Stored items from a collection
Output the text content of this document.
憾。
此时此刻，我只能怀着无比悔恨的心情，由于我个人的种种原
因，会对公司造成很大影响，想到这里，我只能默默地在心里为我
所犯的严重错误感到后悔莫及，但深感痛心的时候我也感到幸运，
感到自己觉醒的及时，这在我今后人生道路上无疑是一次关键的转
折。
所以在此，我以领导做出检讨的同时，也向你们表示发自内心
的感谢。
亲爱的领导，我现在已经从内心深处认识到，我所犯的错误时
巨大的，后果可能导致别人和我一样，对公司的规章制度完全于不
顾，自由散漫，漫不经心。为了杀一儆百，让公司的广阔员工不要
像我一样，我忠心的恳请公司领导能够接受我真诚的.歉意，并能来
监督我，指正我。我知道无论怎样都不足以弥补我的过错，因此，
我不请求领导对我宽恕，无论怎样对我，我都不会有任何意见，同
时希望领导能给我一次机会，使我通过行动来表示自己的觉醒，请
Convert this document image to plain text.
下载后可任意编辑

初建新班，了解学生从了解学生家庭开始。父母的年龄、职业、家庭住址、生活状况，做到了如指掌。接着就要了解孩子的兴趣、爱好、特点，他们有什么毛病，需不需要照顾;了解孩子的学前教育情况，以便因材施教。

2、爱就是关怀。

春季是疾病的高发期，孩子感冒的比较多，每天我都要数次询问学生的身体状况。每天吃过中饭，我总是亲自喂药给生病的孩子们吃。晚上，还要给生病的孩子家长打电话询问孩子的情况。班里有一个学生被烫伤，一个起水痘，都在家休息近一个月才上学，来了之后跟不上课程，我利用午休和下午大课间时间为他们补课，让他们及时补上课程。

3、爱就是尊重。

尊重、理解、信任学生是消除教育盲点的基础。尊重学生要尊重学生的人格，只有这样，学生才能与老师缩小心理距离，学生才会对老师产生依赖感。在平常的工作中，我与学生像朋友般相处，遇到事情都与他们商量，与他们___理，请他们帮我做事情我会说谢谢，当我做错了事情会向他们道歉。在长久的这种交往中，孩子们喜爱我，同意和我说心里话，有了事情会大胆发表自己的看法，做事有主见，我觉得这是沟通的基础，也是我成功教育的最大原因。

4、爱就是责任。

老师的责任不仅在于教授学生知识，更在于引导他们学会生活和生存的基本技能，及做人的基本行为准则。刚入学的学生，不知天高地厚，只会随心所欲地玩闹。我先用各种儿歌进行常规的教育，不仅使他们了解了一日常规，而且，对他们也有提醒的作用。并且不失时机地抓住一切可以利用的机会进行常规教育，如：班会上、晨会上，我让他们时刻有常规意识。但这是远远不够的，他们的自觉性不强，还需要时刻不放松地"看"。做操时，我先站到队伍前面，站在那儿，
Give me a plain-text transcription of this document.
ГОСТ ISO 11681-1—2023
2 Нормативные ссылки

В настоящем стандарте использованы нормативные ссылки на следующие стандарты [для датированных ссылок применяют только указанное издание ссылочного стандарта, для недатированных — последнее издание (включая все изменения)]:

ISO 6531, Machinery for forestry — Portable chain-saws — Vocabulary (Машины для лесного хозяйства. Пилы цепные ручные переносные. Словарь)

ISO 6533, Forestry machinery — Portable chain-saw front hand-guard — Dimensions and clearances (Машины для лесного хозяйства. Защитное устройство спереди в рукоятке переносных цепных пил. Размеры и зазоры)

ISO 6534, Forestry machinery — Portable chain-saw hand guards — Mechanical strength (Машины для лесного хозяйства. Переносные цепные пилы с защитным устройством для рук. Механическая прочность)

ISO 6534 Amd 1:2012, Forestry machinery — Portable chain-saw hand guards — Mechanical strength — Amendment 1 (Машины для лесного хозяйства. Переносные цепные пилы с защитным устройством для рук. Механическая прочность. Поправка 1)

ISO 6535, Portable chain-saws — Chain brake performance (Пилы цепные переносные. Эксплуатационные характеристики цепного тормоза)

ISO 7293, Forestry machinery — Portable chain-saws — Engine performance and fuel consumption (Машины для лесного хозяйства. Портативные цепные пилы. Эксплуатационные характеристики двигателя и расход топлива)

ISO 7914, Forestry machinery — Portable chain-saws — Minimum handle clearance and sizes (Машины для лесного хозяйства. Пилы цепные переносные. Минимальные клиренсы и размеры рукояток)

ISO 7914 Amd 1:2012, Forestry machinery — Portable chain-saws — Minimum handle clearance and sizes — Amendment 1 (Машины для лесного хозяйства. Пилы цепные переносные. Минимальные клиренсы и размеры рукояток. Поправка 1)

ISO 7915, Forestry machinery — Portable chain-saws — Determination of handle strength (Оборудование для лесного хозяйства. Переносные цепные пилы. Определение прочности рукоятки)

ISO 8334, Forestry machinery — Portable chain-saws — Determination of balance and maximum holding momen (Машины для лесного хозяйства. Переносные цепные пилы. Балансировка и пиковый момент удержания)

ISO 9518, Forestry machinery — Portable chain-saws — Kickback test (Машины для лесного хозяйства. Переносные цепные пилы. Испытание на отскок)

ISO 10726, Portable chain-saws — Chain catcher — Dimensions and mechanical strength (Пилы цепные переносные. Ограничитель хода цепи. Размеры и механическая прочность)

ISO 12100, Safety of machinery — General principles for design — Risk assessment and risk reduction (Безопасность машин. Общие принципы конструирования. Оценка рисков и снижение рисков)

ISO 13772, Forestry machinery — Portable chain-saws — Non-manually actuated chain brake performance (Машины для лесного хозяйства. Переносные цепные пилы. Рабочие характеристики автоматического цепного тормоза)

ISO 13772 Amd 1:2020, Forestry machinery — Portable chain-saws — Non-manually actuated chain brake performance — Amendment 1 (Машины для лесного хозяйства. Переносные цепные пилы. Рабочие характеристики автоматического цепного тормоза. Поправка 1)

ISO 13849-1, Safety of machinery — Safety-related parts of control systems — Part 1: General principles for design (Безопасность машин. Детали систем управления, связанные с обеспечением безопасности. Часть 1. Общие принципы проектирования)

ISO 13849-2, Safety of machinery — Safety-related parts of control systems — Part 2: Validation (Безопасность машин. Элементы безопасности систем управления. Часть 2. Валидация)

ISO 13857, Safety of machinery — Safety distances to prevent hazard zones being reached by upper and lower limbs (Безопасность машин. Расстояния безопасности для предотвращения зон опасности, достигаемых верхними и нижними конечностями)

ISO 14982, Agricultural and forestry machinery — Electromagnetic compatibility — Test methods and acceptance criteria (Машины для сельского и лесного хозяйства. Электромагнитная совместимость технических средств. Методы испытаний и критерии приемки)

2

— SET TASK —
Extract all of the material exactly as it is written.

— WRITTEN RESPONSE —
Output the text content of this document.
憾。
此时此刻，我只能怀着无比悔恨的心情，由于我个人的种种原
因，会对公司造成很大影响，想到这里，我只能默默地在心里为我
所犯的严重错误感到后悔莫及，但深感痛心的时候我也感到幸运，
感到自己觉醒的及时，这在我今后人生道路上无疑是一次关键的转
折。
所以在此，我以领导做出检讨的同时，也向你们表示发自内心
的感谢。
亲爱的领导，我现在已经从内心深处认识到，我所犯的错误时
巨大的，后果可能导致别人和我一样，对公司的规章制度完全于不
顾，自由散漫，漫不经心。为了杀一儆百，让公司的广阔员工不要
像我一样，我忠心的恳请公司领导能够接受我真诚的.歉意，并能来
监督我，指正我。我知道无论怎样都不足以弥补我的过错，因此，
我不请求领导对我宽恕，无论怎样对我，我都不会有任何意见，同
时希望领导能给我一次机会，使我通过行动来表示自己的觉醒，请
Convert this document image to plain text.
下载后可任意编辑

初建新班，了解学生从了解学生家庭开始。父母的年龄、职业、家庭住址、生活状况，做到了如指掌。接着就要了解孩子的兴趣、爱好、特点，他们有什么毛病，需不需要照顾;了解孩子的学前教育情况，以便因材施教。

2、爱就是关怀。

春季是疾病的高发期，孩子感冒的比较多，每天我都要数次询问学生的身体状况。每天吃过中饭，我总是亲自喂药给生病的孩子们吃。晚上，还要给生病的孩子家长打电话询问孩子的情况。班里有一个学生被烫伤，一个起水痘，都在家休息近一个月才上学，来了之后跟不上课程，我利用午休和下午大课间时间为他们补课，让他们及时补上课程。

3、爱就是尊重。

尊重、理解、信任学生是消除教育盲点的基础。尊重学生要尊重学生的人格，只有这样，学生才能与老师缩小心理距离，学生才会对老师产生依赖感。在平常的工作中，我与学生像朋友般相处，遇到事情都与他们商量，与他们___理，请他们帮我做事情我会说谢谢，当我做错了事情会向他们道歉。在长久的这种交往中，孩子们喜爱我，同意和我说心里话，有了事情会大胆发表自己的看法，做事有主见，我觉得这是沟通的基础，也是我成功教育的最大原因。

4、爱就是责任。

老师的责任不仅在于教授学生知识，更在于引导他们学会生活和生存的基本技能，及做人的基本行为准则。刚入学的学生，不知天高地厚，只会随心所欲地玩闹。我先用各种儿歌进行常规的教育，不仅使他们了解了一日常规，而且，对他们也有提醒的作用。并且不失时机地抓住一切可以利用的机会进行常规教育，如：班会上、晨会上，我让他们时刻有常规意识。但这是远远不够的，他们的自觉性不强，还需要时刻不放松地"看"。做操时，我先站到队伍前面，站在那儿，
Give me a plain-text transcription of this document.
ГОСТ ISO 11681-1—2023
2 Нормативные ссылки

В настоящем стандарте использованы нормативные ссылки на следующие стандарты [для датированных ссылок применяют только указанное издание ссылочного стандарта, для недатированных — последнее издание (включая все изменения)]:

ISO 6531, Machinery for forestry — Portable chain-saws — Vocabulary (Машины для лесного хозяйства. Пилы цепные ручные переносные. Словарь)

ISO 6533, Forestry machinery — Portable chain-saw front hand-guard — Dimensions and clearances (Машины для лесного хозяйства. Защитное устройство спереди в рукоятке переносных цепных пил. Размеры и зазоры)

ISO 6534, Forestry machinery — Portable chain-saw hand guards — Mechanical strength (Машины для лесного хозяйства. Переносные цепные пилы с защитным устройством для рук. Механическая прочность)

ISO 6534 Amd 1:2012, Forestry machinery — Portable chain-saw hand guards — Mechanical strength — Amendment 1 (Машины для лесного хозяйства. Переносные цепные пилы с защитным устройством для рук. Механическая прочность. Поправка 1)

ISO 6535, Portable chain-saws — Chain brake performance (Пилы цепные переносные. Эксплуатационные характеристики цепного тормоза)

ISO 7293, Forestry machinery — Portable chain-saws — Engine performance and fuel consumption (Машины для лесного хозяйства. Портативные цепные пилы. Эксплуатационные характеристики двигателя и расход топлива)

ISO 7914, Forestry machinery — Portable chain-saws — Minimum handle clearance and sizes (Машины для лесного хозяйства. Пилы цепные переносные. Минимальные клиренсы и размеры рукояток)

ISO 7914 Amd 1:2012, Forestry machinery — Portable chain-saws — Minimum handle clearance and sizes — Amendment 1 (Машины для лесного хозяйства. Пилы цепные переносные. Минимальные клиренсы и размеры рукояток. Поправка 1)

ISO 7915, Forestry machinery — Portable chain-saws — Determination of handle strength (Оборудование для лесного хозяйства. Переносные цепные пилы. Определение прочности рукоятки)

ISO 8334, Forestry machinery — Portable chain-saws — Determination of balance and maximum holding momen (Машины для лесного хозяйства. Переносные цепные пилы. Балансировка и пиковый момент удержания)

ISO 9518, Forestry machinery — Portable chain-saws — Kickback test (Машины для лесного хозяйства. Переносные цепные пилы. Испытание на отскок)

ISO 10726, Portable chain-saws — Chain catcher — Dimensions and mechanical strength (Пилы цепные переносные. Ограничитель хода цепи. Размеры и механическая прочность)

ISO 12100, Safety of machinery — General principles for design — Risk assessment and risk reduction (Безопасность машин. Общие принципы конструирования. Оценка рисков и снижение рисков)

ISO 13772, Forestry machinery — Portable chain-saws — Non-manually actuated chain brake performance (Машины для лесного хозяйства. Переносные цепные пилы. Рабочие характеристики автоматического цепного тормоза)

ISO 13772 Amd 1:2020, Forestry machinery — Portable chain-saws — Non-manually actuated chain brake performance — Amendment 1 (Машины для лесного хозяйства. Переносные цепные пилы. Рабочие характеристики автоматического цепного тормоза. Поправка 1)

ISO 13849-1, Safety of machinery — Safety-related parts of control systems — Part 1: General principles for design (Безопасность машин. Детали систем управления, связанные с обеспечением безопасности. Часть 1. Общие принципы проектирования)

ISO 13849-2, Safety of machinery — Safety-related parts of control systems — Part 2: Validation (Безопасность машин. Элементы безопасности систем управления. Часть 2. Валидация)

ISO 13857, Safety of machinery — Safety distances to prevent hazard zones being reached by upper and lower limbs (Безопасность машин. Расстояния безопасности для предотвращения зон опасности, достигаемых верхними и нижними конечностями)

ISO 14982, Agricultural and forestry machinery — Electromagnetic compatibility — Test methods and acceptance criteria (Машины для сельского и лесного хозяйства. Электромагнитная совместимость технических средств. Методы испытаний и критерии приемки)

2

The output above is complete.